**TASK STATEMENT**
Send back all the data below, exactly as given.

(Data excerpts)
================
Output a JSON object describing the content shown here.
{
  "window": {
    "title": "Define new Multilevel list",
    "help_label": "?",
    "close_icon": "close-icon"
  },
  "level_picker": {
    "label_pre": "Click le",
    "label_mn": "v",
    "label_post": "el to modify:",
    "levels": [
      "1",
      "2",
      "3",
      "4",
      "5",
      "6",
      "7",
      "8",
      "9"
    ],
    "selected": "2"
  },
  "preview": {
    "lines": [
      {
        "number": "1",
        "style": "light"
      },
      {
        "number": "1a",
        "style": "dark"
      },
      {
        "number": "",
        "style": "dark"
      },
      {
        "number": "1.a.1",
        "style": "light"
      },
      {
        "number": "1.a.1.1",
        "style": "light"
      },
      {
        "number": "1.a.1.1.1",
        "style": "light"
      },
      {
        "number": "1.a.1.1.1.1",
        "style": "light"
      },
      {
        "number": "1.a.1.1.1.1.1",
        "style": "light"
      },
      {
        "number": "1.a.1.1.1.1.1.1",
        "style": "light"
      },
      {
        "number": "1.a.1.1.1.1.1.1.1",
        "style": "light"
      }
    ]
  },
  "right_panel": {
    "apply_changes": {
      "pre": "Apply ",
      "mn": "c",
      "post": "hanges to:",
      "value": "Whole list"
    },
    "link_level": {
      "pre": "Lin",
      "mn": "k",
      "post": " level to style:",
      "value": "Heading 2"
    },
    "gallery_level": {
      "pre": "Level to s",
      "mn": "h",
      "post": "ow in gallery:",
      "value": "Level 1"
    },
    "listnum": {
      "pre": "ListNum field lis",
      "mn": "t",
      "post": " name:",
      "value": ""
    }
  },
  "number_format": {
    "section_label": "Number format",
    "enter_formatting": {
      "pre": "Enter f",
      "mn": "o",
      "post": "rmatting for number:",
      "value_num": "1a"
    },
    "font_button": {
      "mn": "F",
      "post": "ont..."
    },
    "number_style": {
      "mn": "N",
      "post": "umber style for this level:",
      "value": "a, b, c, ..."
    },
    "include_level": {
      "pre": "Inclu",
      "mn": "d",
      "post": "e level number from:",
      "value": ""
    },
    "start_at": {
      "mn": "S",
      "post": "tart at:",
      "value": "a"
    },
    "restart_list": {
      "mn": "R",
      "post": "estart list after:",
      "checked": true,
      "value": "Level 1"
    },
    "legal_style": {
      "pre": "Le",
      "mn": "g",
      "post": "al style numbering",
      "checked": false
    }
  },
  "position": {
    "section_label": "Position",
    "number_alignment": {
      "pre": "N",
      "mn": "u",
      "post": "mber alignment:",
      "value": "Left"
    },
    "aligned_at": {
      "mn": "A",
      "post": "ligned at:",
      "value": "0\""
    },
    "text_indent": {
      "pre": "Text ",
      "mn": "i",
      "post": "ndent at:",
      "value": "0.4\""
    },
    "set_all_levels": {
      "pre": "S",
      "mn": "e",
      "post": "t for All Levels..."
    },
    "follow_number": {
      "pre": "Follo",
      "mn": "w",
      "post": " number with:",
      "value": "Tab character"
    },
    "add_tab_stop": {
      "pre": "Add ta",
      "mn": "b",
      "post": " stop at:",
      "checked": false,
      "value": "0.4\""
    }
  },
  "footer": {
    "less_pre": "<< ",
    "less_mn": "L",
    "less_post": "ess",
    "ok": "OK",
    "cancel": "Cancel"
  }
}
================
**RESULT FOR THIS EXERCISE**
Output a JSON object describing the content shown here.
{
  "window": {
    "title": "Define new Multilevel list",
    "help_label": "?",
    "close_icon": "close-icon"
  },
  "level_picker": {
    "label_pre": "Click le",
    "label_mn": "v",
    "label_post": "el to modify:",
    "levels": [
      "1",
      "2",
      "3",
      "4",
      "5",
      "6",
      "7",
      "8",
      "9"
    ],
    "selected": "2"
  },
  "preview": {
    "lines": [
      {
        "number": "1",
        "style": "light"
      },
      {
        "number": "1a",
        "style": "dark"
      },
      {
        "number": "",
        "style": "dark"
      },
      {
        "number": "1.a.1",
        "style": "light"
      },
      {
        "number": "1.a.1.1",
        "style": "light"
      },
      {
        "number": "1.a.1.1.1",
        "style": "light"
      },
      {
        "number": "1.a.1.1.1.1",
        "style": "light"
      },
      {
        "number": "1.a.1.1.1.1.1",
        "style": "light"
      },
      {
        "number": "1.a.1.1.1.1.1.1",
        "style": "light"
      },
      {
        "number": "1.a.1.1.1.1.1.1.1",
        "style": "light"
      }
    ]
  },
  "right_panel": {
    "apply_changes": {
      "pre": "Apply ",
      "mn": "c",
      "post": "hanges to:",
      "value": "Whole list"
    },
    "link_level": {
      "pre": "Lin",
      "mn": "k",
      "post": " level to style:",
      "value": "Heading 2"
    },
    "gallery_level": {
      "pre": "Level to s",
      "mn": "h",
      "post": "ow in gallery:",
      "value": "Level 1"
    },
    "listnum": {
      "pre": "ListNum field lis",
      "mn": "t",
      "post": " name:",
      "value": ""
    }
  },
  "number_format": {
    "section_label": "Number format",
    "enter_formatting": {
      "pre": "Enter f",
      "mn": "o",
      "post": "rmatting for number:",
      "value_num": "1a"
    },
    "font_button": {
      "mn": "F",
      "post": "ont..."
    },
    "number_style": {
      "mn": "N",
      "post": "umber style for this level:",
      "value": "a, b, c, ..."
    },
    "include_level": {
      "pre": "Inclu",
      "mn": "d",
      "post": "e level number from:",
      "value": ""
    },
    "start_at": {
      "mn": "S",
      "post": "tart at:",
      "value": "a"
    },
    "restart_list": {
      "mn": "R",
      "post": "estart list after:",
      "checked": true,
      "value": "Level 1"
    },
    "legal_style": {
      "pre": "Le",
      "mn": "g",
      "post": "al style numbering",
      "checked": false
    }
  },
  "position": {
    "section_label": "Position",
    "number_alignment": {
      "pre": "N",
      "mn": "u",
      "post": "mber alignment:",
      "value": "Left"
    },
    "aligned_at": {
      "mn": "A",
      "post": "ligned at:",
      "value": "0\""
    },
    "text_indent": {
      "pre": "Text ",
      "mn": "i",
      "post": "ndent at:",
      "value": "0.4\""
    },
    "set_all_levels": {
      "pre": "S",
      "mn": "e",
      "post": "t for All Levels..."
    },
    "follow_number": {
      "pre": "Follo",
      "mn": "w",
      "post": " number with:",
      "value": "Tab character"
    },
    "add_tab_stop": {
      "pre": "Add ta",
      "mn": "b",
      "post": " stop at:",
      "checked": false,
      "value": "0.4\""
    }
  },
  "footer": {
    "less_pre": "<< ",
    "less_mn": "L",
    "less_post": "ess",
    "ok": "OK",
    "cancel": "Cancel"
  }
}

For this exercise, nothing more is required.